• What you are asked to do
Identify the lines that contain the word "ylabel", then copy them.

*-*-*

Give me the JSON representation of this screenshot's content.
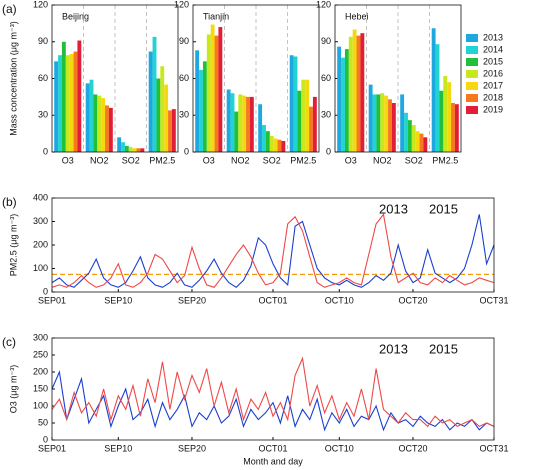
{
  "chart_data": [
    {
      "type": "bar",
      "panel_label": "(a)",
      "title": "Beijing",
      "ylabel": "Mass concentration (μg m⁻³)",
      "categories": [
        "O3",
        "NO2",
        "SO2",
        "PM2.5"
      ],
      "ylim": [
        0,
        120
      ],
      "yticks": [
        0,
        30,
        60,
        90,
        120
      ],
      "series": [
        {
          "name": "2013",
          "color": "#1fa8e0",
          "values": [
            74,
            56,
            12,
            82
          ]
        },
        {
          "name": "2014",
          "color": "#22d3d3",
          "values": [
            79,
            59,
            8,
            94
          ]
        },
        {
          "name": "2015",
          "color": "#22c03a",
          "values": [
            90,
            47,
            5,
            60
          ]
        },
        {
          "name": "2016",
          "color": "#c8e81e",
          "values": [
            79,
            46,
            4,
            70
          ]
        },
        {
          "name": "2017",
          "color": "#f5d80f",
          "values": [
            80,
            44,
            3,
            55
          ]
        },
        {
          "name": "2018",
          "color": "#f57a1e",
          "values": [
            82,
            38,
            3,
            34
          ]
        },
        {
          "name": "2019",
          "color": "#e01e38",
          "values": [
            91,
            36,
            3,
            35
          ]
        }
      ]
    },
    {
      "type": "bar",
      "title": "Tianjin",
      "categories": [
        "O3",
        "NO2",
        "SO2",
        "PM2.5"
      ],
      "ylim": [
        0,
        120
      ],
      "yticks": [
        0,
        30,
        60,
        90,
        120
      ],
      "series": [
        {
          "name": "2013",
          "color": "#1fa8e0",
          "values": [
            83,
            51,
            39,
            79
          ]
        },
        {
          "name": "2014",
          "color": "#22d3d3",
          "values": [
            67,
            48,
            22,
            78
          ]
        },
        {
          "name": "2015",
          "color": "#22c03a",
          "values": [
            74,
            33,
            17,
            50
          ]
        },
        {
          "name": "2016",
          "color": "#c8e81e",
          "values": [
            96,
            47,
            13,
            59
          ]
        },
        {
          "name": "2017",
          "color": "#f5d80f",
          "values": [
            104,
            46,
            11,
            59
          ]
        },
        {
          "name": "2018",
          "color": "#f57a1e",
          "values": [
            95,
            45,
            10,
            37
          ]
        },
        {
          "name": "2019",
          "color": "#e01e38",
          "values": [
            102,
            45,
            9,
            45
          ]
        }
      ]
    },
    {
      "type": "bar",
      "title": "Hebei",
      "categories": [
        "O3",
        "NO2",
        "SO2",
        "PM2.5"
      ],
      "ylim": [
        0,
        120
      ],
      "yticks": [
        0,
        30,
        60,
        90,
        120
      ],
      "series": [
        {
          "name": "2013",
          "color": "#1fa8e0",
          "values": [
            86,
            55,
            47,
            101
          ]
        },
        {
          "name": "2014",
          "color": "#22d3d3",
          "values": [
            77,
            47,
            32,
            88
          ]
        },
        {
          "name": "2015",
          "color": "#22c03a",
          "values": [
            84,
            47,
            26,
            50
          ]
        },
        {
          "name": "2016",
          "color": "#c8e81e",
          "values": [
            94,
            48,
            22,
            62
          ]
        },
        {
          "name": "2017",
          "color": "#f5d80f",
          "values": [
            100,
            46,
            17,
            57
          ]
        },
        {
          "name": "2018",
          "color": "#f57a1e",
          "values": [
            95,
            43,
            15,
            40
          ]
        },
        {
          "name": "2019",
          "color": "#e01e38",
          "values": [
            97,
            40,
            12,
            39
          ]
        }
      ]
    },
    {
      "type": "line",
      "panel_label": "(b)",
      "ylabel": "PM2.5 (μg m⁻³)",
      "xlim": [
        0,
        60
      ],
      "xticks": [
        {
          "value": 0,
          "label": "SEP01"
        },
        {
          "value": 9,
          "label": "SEP10"
        },
        {
          "value": 19,
          "label": "SEP20"
        },
        {
          "value": 30,
          "label": "OCT01"
        },
        {
          "value": 39,
          "label": "OCT10"
        },
        {
          "value": 49,
          "label": "OCT20"
        },
        {
          "value": 60,
          "label": "OCT31"
        }
      ],
      "ylim": [
        0,
        400
      ],
      "yticks": [
        0,
        100,
        200,
        300,
        400
      ],
      "reference_line": {
        "value": 75,
        "color": "#f39c12"
      },
      "x": [
        0,
        1,
        2,
        3,
        4,
        5,
        6,
        7,
        8,
        9,
        10,
        11,
        12,
        13,
        14,
        15,
        16,
        17,
        18,
        19,
        20,
        21,
        22,
        23,
        24,
        25,
        26,
        27,
        28,
        29,
        30,
        31,
        32,
        33,
        34,
        35,
        36,
        37,
        38,
        39,
        40,
        41,
        42,
        43,
        44,
        45,
        46,
        47,
        48,
        49,
        50,
        51,
        52,
        53,
        54,
        55,
        56,
        57,
        58,
        59,
        60
      ],
      "series": [
        {
          "name": "2013",
          "color": "#1a3fd0",
          "values": [
            40,
            60,
            30,
            20,
            50,
            80,
            140,
            60,
            30,
            20,
            40,
            90,
            150,
            60,
            30,
            20,
            40,
            80,
            30,
            20,
            50,
            90,
            140,
            80,
            40,
            20,
            50,
            110,
            230,
            200,
            120,
            60,
            30,
            280,
            300,
            200,
            100,
            60,
            40,
            30,
            50,
            30,
            20,
            40,
            70,
            50,
            80,
            200,
            90,
            40,
            60,
            180,
            80,
            60,
            40,
            60,
            100,
            200,
            330,
            120,
            200
          ]
        },
        {
          "name": "2015",
          "color": "#f04848",
          "values": [
            20,
            30,
            20,
            40,
            70,
            40,
            20,
            30,
            60,
            120,
            30,
            20,
            40,
            80,
            160,
            140,
            90,
            40,
            70,
            190,
            100,
            30,
            20,
            60,
            110,
            160,
            200,
            150,
            80,
            30,
            40,
            80,
            290,
            320,
            260,
            150,
            40,
            20,
            30,
            40,
            60,
            40,
            30,
            160,
            290,
            330,
            150,
            40,
            60,
            80,
            40,
            30,
            60,
            40,
            70,
            50,
            30,
            40,
            60,
            50,
            40
          ]
        }
      ]
    },
    {
      "type": "line",
      "panel_label": "(c)",
      "ylabel": "O3 (μg m⁻³)",
      "xlabel": "Month and day",
      "xlim": [
        0,
        60
      ],
      "xticks": [
        {
          "value": 0,
          "label": "SEP01"
        },
        {
          "value": 9,
          "label": "SEP10"
        },
        {
          "value": 19,
          "label": "SEP20"
        },
        {
          "value": 30,
          "label": "OCT01"
        },
        {
          "value": 39,
          "label": "OCT10"
        },
        {
          "value": 49,
          "label": "OCT20"
        },
        {
          "value": 60,
          "label": "OCT31"
        }
      ],
      "ylim": [
        0,
        300
      ],
      "yticks": [
        0,
        50,
        100,
        150,
        200,
        250,
        300
      ],
      "x": [
        0,
        1,
        2,
        3,
        4,
        5,
        6,
        7,
        8,
        9,
        10,
        11,
        12,
        13,
        14,
        15,
        16,
        17,
        18,
        19,
        20,
        21,
        22,
        23,
        24,
        25,
        26,
        27,
        28,
        29,
        30,
        31,
        32,
        33,
        34,
        35,
        36,
        37,
        38,
        39,
        40,
        41,
        42,
        43,
        44,
        45,
        46,
        47,
        48,
        49,
        50,
        51,
        52,
        53,
        54,
        55,
        56,
        57,
        58,
        59,
        60
      ],
      "series": [
        {
          "name": "2013",
          "color": "#1a3fd0",
          "values": [
            150,
            200,
            60,
            120,
            180,
            50,
            90,
            130,
            40,
            100,
            150,
            60,
            80,
            120,
            40,
            110,
            60,
            90,
            130,
            40,
            80,
            60,
            100,
            50,
            70,
            120,
            40,
            90,
            60,
            80,
            110,
            50,
            130,
            40,
            90,
            60,
            120,
            30,
            80,
            50,
            90,
            40,
            70,
            60,
            100,
            30,
            80,
            50,
            60,
            40,
            70,
            50,
            40,
            60,
            30,
            50,
            40,
            60,
            30,
            50,
            40
          ]
        },
        {
          "name": "2015",
          "color": "#f04848",
          "values": [
            90,
            120,
            60,
            140,
            80,
            110,
            70,
            150,
            60,
            130,
            90,
            160,
            70,
            180,
            110,
            230,
            90,
            200,
            120,
            190,
            140,
            210,
            100,
            170,
            80,
            150,
            60,
            120,
            90,
            140,
            70,
            110,
            60,
            190,
            240,
            100,
            160,
            80,
            130,
            60,
            110,
            70,
            150,
            60,
            210,
            90,
            70,
            50,
            80,
            60,
            60,
            40,
            70,
            50,
            60,
            40,
            50,
            60,
            40,
            50,
            40
          ]
        }
      ]
    }
  ]
}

*-*-*

• Exercise answer
      "ylabel": "Mass concentration (μg m⁻³)",
      "ylabel": "PM2.5 (μg m⁻³)",
      "ylabel": "O3 (μg m⁻³)",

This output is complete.